### [PROBLEM DESCRIPTION]
Copy out each of the following lines verbatim, changing nothing.

### [STORED ROWS]
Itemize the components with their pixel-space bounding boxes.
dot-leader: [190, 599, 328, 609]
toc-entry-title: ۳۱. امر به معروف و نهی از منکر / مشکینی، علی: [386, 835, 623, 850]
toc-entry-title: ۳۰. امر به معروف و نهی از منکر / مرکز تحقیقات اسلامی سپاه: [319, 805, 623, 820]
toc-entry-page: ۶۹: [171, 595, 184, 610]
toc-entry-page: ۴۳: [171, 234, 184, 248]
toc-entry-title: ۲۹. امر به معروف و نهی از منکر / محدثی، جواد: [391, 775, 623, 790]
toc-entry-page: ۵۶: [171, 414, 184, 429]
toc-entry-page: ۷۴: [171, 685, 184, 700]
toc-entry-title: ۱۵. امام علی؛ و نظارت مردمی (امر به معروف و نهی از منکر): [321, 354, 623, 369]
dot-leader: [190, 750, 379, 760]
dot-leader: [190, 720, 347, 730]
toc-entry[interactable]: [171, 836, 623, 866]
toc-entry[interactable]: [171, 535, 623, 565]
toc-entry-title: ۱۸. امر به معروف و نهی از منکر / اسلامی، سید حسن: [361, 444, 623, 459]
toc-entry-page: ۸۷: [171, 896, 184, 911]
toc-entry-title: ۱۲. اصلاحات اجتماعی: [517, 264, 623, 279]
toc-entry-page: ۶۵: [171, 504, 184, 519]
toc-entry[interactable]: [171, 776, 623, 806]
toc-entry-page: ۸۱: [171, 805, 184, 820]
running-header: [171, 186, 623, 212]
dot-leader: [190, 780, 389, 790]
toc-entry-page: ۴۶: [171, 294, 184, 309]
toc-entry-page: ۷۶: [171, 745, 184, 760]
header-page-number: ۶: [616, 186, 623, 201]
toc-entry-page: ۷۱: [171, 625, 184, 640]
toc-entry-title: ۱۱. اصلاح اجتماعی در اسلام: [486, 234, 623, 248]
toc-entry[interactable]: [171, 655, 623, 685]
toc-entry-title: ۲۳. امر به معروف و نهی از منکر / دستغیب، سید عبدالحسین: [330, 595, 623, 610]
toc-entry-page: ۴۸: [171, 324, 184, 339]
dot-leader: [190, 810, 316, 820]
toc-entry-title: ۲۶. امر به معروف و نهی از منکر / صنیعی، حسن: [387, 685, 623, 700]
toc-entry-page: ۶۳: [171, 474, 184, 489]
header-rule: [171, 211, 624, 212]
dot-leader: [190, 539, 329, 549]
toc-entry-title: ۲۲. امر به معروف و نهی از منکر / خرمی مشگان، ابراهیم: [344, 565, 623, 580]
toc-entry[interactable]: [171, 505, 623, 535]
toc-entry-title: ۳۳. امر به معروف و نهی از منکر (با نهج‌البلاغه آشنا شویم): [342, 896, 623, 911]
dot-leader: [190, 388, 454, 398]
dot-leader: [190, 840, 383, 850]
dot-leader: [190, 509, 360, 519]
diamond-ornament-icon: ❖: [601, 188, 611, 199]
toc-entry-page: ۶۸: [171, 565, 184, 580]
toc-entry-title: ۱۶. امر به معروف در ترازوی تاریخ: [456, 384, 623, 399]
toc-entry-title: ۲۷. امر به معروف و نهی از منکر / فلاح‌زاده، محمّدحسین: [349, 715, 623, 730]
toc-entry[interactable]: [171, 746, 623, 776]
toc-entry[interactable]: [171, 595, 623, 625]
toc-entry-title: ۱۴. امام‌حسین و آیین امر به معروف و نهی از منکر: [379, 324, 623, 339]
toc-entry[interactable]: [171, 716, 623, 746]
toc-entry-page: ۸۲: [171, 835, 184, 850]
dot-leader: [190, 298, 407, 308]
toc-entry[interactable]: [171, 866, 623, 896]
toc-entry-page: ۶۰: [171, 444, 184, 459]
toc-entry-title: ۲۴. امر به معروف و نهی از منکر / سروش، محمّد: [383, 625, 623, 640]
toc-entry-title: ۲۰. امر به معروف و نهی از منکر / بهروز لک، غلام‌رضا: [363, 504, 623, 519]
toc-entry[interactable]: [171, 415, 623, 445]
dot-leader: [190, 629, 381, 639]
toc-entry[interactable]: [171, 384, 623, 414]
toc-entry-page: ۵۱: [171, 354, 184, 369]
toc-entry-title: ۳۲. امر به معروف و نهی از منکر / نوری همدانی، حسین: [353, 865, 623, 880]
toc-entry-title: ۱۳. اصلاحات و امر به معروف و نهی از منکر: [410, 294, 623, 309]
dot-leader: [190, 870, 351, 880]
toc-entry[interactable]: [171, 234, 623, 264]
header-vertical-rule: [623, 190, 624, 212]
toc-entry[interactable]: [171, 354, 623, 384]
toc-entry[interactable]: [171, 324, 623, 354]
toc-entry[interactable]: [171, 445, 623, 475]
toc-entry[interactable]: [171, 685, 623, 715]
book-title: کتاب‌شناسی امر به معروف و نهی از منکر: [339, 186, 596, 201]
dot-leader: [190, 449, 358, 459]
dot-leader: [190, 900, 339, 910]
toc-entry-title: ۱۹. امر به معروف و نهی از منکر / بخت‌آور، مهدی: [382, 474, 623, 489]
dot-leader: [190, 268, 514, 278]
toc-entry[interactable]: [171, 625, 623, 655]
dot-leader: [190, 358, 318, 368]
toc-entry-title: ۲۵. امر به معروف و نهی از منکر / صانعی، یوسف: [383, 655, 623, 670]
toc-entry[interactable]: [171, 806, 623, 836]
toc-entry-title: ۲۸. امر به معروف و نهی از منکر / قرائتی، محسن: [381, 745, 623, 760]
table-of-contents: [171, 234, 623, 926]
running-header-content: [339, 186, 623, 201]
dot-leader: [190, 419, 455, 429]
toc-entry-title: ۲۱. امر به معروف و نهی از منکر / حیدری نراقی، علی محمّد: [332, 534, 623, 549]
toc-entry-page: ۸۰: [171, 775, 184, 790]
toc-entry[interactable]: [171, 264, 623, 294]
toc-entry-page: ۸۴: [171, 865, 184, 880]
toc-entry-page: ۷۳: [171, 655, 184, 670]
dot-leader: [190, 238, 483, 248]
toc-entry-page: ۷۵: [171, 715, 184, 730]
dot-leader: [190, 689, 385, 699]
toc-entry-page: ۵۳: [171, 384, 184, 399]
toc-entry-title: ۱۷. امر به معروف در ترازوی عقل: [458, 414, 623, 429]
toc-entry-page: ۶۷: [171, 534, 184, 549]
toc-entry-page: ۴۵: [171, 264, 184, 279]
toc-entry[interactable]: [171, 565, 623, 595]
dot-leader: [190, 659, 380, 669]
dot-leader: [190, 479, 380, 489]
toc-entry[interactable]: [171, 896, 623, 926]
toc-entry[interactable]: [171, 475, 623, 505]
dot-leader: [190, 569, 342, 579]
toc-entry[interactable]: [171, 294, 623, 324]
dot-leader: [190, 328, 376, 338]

### [EXPECTED OUTPUT]
Itemize the components with their pixel-space bounding boxes.
dot-leader: [190, 599, 328, 609]
toc-entry-title: ۳۱. امر به معروف و نهی از منکر / مشکینی، علی: [386, 835, 623, 850]
toc-entry-title: ۳۰. امر به معروف و نهی از منکر / مرکز تحقیقات اسلامی سپاه: [319, 805, 623, 820]
toc-entry-page: ۶۹: [171, 595, 184, 610]
toc-entry-page: ۴۳: [171, 234, 184, 248]
toc-entry-title: ۲۹. امر به معروف و نهی از منکر / محدثی، جواد: [391, 775, 623, 790]
toc-entry-page: ۵۶: [171, 414, 184, 429]
toc-entry-page: ۷۴: [171, 685, 184, 700]
toc-entry-title: ۱۵. امام علی؛ و نظارت مردمی (امر به معروف و نهی از منکر): [321, 354, 623, 369]
dot-leader: [190, 750, 379, 760]
dot-leader: [190, 720, 347, 730]
toc-entry[interactable]: [171, 836, 623, 866]
toc-entry[interactable]: [171, 535, 623, 565]
toc-entry-title: ۱۸. امر به معروف و نهی از منکر / اسلامی، سید حسن: [361, 444, 623, 459]
toc-entry-page: ۸۷: [171, 896, 184, 911]
toc-entry-title: ۱۲. اصلاحات اجتماعی: [517, 264, 623, 279]
toc-entry-page: ۶۵: [171, 504, 184, 519]
toc-entry[interactable]: [171, 776, 623, 806]
toc-entry-page: ۸۱: [171, 805, 184, 820]
running-header: [171, 186, 623, 212]
dot-leader: [190, 780, 389, 790]
toc-entry-page: ۴۶: [171, 294, 184, 309]
toc-entry-page: ۷۶: [171, 745, 184, 760]
header-page-number: ۶: [616, 186, 623, 201]
toc-entry-page: ۷۱: [171, 625, 184, 640]
toc-entry-title: ۱۱. اصلاح اجتماعی در اسلام: [486, 234, 623, 248]
toc-entry[interactable]: [171, 655, 623, 685]
toc-entry-title: ۲۳. امر به معروف و نهی از منکر / دستغیب، سید عبدالحسین: [330, 595, 623, 610]
toc-entry-page: ۴۸: [171, 324, 184, 339]
dot-leader: [190, 810, 316, 820]
toc-entry-title: ۲۶. امر به معروف و نهی از منکر / صنیعی، حسن: [387, 685, 623, 700]
toc-entry-page: ۶۳: [171, 474, 184, 489]
header-rule: [171, 211, 624, 212]
dot-leader: [190, 539, 329, 549]
toc-entry-title: ۲۲. امر به معروف و نهی از منکر / خرمی مشگان، ابراهیم: [344, 565, 623, 580]
toc-entry[interactable]: [171, 505, 623, 535]
toc-entry-title: ۳۳. امر به معروف و نهی از منکر (با نهج‌البلاغه آشنا شویم): [342, 896, 623, 911]
dot-leader: [190, 388, 454, 398]
dot-leader: [190, 840, 383, 850]
dot-leader: [190, 509, 360, 519]
diamond-ornament-icon: ❖: [601, 188, 611, 199]
toc-entry-page: ۶۸: [171, 565, 184, 580]
toc-entry-title: ۱۶. امر به معروف در ترازوی تاریخ: [456, 384, 623, 399]
toc-entry-title: ۲۷. امر به معروف و نهی از منکر / فلاح‌زاده، محمّدحسین: [349, 715, 623, 730]
toc-entry[interactable]: [171, 746, 623, 776]
toc-entry[interactable]: [171, 595, 623, 625]
toc-entry-title: ۱۴. امام‌حسین و آیین امر به معروف و نهی از منکر: [379, 324, 623, 339]
toc-entry[interactable]: [171, 716, 623, 746]
toc-entry-page: ۸۲: [171, 835, 184, 850]
dot-leader: [190, 298, 407, 308]
toc-entry[interactable]: [171, 866, 623, 896]
toc-entry-page: ۶۰: [171, 444, 184, 459]
toc-entry-title: ۲۴. امر به معروف و نهی از منکر / سروش، محمّد: [383, 625, 623, 640]
toc-entry-title: ۲۰. امر به معروف و نهی از منکر / بهروز لک، غلام‌رضا: [363, 504, 623, 519]
toc-entry[interactable]: [171, 415, 623, 445]
dot-leader: [190, 629, 381, 639]
toc-entry[interactable]: [171, 384, 623, 414]
toc-entry-page: ۵۱: [171, 354, 184, 369]
toc-entry-title: ۳۲. امر به معروف و نهی از منکر / نوری همدانی، حسین: [353, 865, 623, 880]
toc-entry-title: ۱۳. اصلاحات و امر به معروف و نهی از منکر: [410, 294, 623, 309]
dot-leader: [190, 870, 351, 880]
toc-entry[interactable]: [171, 234, 623, 264]
header-vertical-rule: [623, 190, 624, 212]
toc-entry[interactable]: [171, 354, 623, 384]
toc-entry[interactable]: [171, 324, 623, 354]
toc-entry[interactable]: [171, 445, 623, 475]
toc-entry[interactable]: [171, 685, 623, 715]
book-title: کتاب‌شناسی امر به معروف و نهی از منکر: [339, 186, 596, 201]
dot-leader: [190, 449, 358, 459]
dot-leader: [190, 900, 339, 910]
toc-entry-title: ۱۹. امر به معروف و نهی از منکر / بخت‌آور، مهدی: [382, 474, 623, 489]
dot-leader: [190, 268, 514, 278]
toc-entry[interactable]: [171, 625, 623, 655]
dot-leader: [190, 358, 318, 368]
toc-entry-title: ۲۵. امر به معروف و نهی از منکر / صانعی، یوسف: [383, 655, 623, 670]
toc-entry[interactable]: [171, 806, 623, 836]
toc-entry-title: ۲۸. امر به معروف و نهی از منکر / قرائتی، محسن: [381, 745, 623, 760]
table-of-contents: [171, 234, 623, 926]
running-header-content: [339, 186, 623, 201]
dot-leader: [190, 419, 455, 429]
toc-entry-title: ۲۱. امر به معروف و نهی از منکر / حیدری نراقی، علی محمّد: [332, 534, 623, 549]
toc-entry-page: ۸۰: [171, 775, 184, 790]
toc-entry[interactable]: [171, 264, 623, 294]
toc-entry-page: ۸۴: [171, 865, 184, 880]
toc-entry-page: ۷۳: [171, 655, 184, 670]
dot-leader: [190, 238, 483, 248]
toc-entry-page: ۷۵: [171, 715, 184, 730]
dot-leader: [190, 689, 385, 699]
toc-entry-page: ۵۳: [171, 384, 184, 399]
toc-entry-title: ۱۷. امر به معروف در ترازوی عقل: [458, 414, 623, 429]
toc-entry-page: ۶۷: [171, 534, 184, 549]
toc-entry-page: ۴۵: [171, 264, 184, 279]
toc-entry[interactable]: [171, 565, 623, 595]
dot-leader: [190, 659, 380, 669]
dot-leader: [190, 479, 380, 489]
toc-entry[interactable]: [171, 896, 623, 926]
toc-entry[interactable]: [171, 475, 623, 505]
dot-leader: [190, 569, 342, 579]
toc-entry[interactable]: [171, 294, 623, 324]
dot-leader: [190, 328, 376, 338]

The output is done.